Selected excerpt >>
You are viewing a plain text version of this content. The canonical link for it is here.

Posted to common-user@hadoop.apache.org by amit handa <am...@gmail.com> on 2009/06/08 07:43:14 UTC

Problem specifying archives with hadoop streaming

Hi,

I am a newbie to Hadoop. I am planning to run a sample hadoop streaming
application for testing custom inputformat with streaming.

I use the following command:

hadoop jar $HADOOP_HOME/hadoop-streaming.jar \

-input "/user/ahanda/input/images" \

-output "/user/ahanda/output" \

-mapper "org.apache.hadoop.mapred.lib.IdentityMapper" \

-reducer NONE \

-inputformat "MyFileInputFormat" \

-outputformat "org.apache.hadoop.mapred.SequenceFileAsBinaryOutputFormat" \

-archives hdfs://localhost:9000/user/ahanda/lib/myfile.jar#wholefile \

I get the following output :

09/06/07 22:26:35 ERROR streaming.StreamJob: Unexpected -archives while
processing
-input|-output|-mapper|-combiner|-reducer|-file|-dfs|-jt|-additionalconfspec|-inputformat|-outputformat|-partitioner|-numReduceTasks|-inputreader|-mapdebug|-reducedebug|||-cacheFile|-cacheArchive|-verbose|-info|-debug|-inputtagged|-help
Usage: $HADOOP_HOME/bin/hadoop jar \
          $HADOOP_HOME/hadoop-streaming.jar [options]
<rest of the output about specifing options>

MyFileInputFormat is my own custom input format which i have put in
myfile.jar and copied it to /user/ahanda/lib directory.
I am using hadoop 0.20.0 version. Can somebody help ? Am i missing something
?

Thanks,
Amit

Set task A >>
Copy the listing from its first line through the line containing "avatar[interactable] bbox=[14, 795, 78, 859]", including both of those lines.
The listing that comes next has no connection to the Hadoop streaming post.

Raw records >>

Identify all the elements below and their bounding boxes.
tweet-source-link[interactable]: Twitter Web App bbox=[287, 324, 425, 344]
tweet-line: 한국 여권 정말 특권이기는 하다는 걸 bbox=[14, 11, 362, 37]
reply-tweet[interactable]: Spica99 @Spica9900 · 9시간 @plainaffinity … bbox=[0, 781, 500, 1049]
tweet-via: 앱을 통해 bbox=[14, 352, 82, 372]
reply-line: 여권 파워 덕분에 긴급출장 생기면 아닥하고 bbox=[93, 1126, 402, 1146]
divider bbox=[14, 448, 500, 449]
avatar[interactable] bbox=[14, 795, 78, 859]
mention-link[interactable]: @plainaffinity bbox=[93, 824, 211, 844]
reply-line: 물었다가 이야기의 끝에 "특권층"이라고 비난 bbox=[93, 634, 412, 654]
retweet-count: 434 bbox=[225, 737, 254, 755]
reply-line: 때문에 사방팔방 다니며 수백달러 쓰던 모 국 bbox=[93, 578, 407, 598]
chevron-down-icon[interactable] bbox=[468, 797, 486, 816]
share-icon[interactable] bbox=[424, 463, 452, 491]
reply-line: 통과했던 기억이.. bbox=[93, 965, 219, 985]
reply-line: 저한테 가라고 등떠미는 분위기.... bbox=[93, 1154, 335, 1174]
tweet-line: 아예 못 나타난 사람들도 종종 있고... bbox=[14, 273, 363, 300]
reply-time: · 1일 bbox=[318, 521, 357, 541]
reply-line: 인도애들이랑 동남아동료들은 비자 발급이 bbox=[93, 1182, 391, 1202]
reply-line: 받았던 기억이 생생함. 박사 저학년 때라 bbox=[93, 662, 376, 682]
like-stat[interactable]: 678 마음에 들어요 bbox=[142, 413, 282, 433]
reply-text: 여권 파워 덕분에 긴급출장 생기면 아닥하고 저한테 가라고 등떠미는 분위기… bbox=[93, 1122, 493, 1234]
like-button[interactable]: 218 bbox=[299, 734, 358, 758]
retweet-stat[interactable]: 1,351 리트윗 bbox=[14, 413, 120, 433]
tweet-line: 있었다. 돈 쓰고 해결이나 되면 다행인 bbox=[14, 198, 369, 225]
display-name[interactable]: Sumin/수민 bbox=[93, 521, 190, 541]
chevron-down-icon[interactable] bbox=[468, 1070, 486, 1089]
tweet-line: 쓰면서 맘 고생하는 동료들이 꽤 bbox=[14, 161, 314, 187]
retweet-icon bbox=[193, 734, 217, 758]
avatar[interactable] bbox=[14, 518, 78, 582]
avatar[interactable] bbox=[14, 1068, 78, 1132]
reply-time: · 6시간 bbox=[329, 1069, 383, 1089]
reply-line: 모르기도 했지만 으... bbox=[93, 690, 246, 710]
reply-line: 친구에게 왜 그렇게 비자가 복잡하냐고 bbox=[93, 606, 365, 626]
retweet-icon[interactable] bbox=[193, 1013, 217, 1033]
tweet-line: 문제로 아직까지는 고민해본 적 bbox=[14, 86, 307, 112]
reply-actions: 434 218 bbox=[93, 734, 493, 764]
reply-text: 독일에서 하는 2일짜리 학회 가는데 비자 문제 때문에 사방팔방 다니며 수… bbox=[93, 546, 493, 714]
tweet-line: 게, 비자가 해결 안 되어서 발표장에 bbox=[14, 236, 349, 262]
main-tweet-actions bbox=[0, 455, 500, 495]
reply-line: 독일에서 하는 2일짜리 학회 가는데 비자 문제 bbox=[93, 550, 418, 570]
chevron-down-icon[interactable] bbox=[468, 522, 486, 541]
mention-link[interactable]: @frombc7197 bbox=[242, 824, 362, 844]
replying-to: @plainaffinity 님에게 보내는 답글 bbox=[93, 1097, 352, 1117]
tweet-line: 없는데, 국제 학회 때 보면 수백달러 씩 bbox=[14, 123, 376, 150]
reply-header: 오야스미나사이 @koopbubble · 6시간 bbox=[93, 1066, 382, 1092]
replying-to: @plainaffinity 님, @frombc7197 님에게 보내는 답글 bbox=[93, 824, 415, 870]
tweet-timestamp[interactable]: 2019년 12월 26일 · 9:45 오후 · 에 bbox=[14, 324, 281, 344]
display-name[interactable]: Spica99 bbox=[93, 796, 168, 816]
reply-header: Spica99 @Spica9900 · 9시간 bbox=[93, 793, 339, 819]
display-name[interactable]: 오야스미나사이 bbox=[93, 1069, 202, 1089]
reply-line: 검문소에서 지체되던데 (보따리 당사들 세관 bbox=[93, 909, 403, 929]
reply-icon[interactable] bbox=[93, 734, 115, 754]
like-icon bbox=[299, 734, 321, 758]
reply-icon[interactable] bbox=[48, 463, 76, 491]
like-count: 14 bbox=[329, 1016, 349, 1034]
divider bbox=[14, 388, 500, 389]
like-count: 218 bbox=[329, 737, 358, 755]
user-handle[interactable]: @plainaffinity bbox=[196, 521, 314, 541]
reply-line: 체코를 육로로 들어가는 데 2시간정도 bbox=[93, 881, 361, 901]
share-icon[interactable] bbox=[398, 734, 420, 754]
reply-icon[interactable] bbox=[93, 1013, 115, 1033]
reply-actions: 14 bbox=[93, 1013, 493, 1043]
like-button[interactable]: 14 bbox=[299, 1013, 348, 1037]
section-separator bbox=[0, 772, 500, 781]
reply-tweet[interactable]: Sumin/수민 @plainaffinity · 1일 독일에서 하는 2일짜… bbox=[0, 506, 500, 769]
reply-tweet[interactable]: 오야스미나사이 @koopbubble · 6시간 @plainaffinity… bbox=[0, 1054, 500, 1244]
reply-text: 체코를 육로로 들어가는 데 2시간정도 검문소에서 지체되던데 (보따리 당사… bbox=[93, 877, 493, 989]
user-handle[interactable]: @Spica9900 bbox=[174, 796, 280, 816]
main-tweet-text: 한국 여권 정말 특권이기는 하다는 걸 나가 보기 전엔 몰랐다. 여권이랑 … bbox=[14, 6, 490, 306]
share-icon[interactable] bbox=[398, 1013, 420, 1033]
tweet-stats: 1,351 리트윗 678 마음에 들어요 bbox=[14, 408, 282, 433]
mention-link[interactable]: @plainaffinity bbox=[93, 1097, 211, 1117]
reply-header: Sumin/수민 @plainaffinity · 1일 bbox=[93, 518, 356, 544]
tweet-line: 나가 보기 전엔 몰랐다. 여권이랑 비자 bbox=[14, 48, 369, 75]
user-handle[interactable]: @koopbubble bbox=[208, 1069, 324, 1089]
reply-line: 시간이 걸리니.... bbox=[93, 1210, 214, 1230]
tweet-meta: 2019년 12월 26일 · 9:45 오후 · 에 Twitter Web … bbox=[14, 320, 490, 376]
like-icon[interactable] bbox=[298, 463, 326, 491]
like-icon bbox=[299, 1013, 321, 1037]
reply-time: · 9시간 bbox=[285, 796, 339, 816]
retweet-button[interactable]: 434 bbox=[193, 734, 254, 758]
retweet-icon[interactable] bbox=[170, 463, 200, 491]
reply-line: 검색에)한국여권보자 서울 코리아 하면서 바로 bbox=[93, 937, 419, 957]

Set task B >>
For each statement, say whether it agrees with the Hadoop streaming post. Answer yes or no, and quote the words from the post that decide it. (i) The poster is running Hadoop version 0.20.0. (ii) The command uses IdentityReducer as its reducer. (iii) The jar with the custom input format was copied to the /user/ahanda/input directory.

Exercise response A >>
Identify all the elements below and their bounding boxes.
tweet-source-link[interactable]: Twitter Web App bbox=[287, 324, 425, 344]
tweet-line: 한국 여권 정말 특권이기는 하다는 걸 bbox=[14, 11, 362, 37]
reply-tweet[interactable]: Spica99 @Spica9900 · 9시간 @plainaffinity … bbox=[0, 781, 500, 1049]
tweet-via: 앱을 통해 bbox=[14, 352, 82, 372]
reply-line: 여권 파워 덕분에 긴급출장 생기면 아닥하고 bbox=[93, 1126, 402, 1146]
divider bbox=[14, 448, 500, 449]
avatar[interactable] bbox=[14, 795, 78, 859]

Exercise response B >>
(i) Yes: "I am using hadoop 0.20.0 version."
(ii) No: "-reducer NONE"
(iii) No: "copied it to /user/ahanda/lib directory."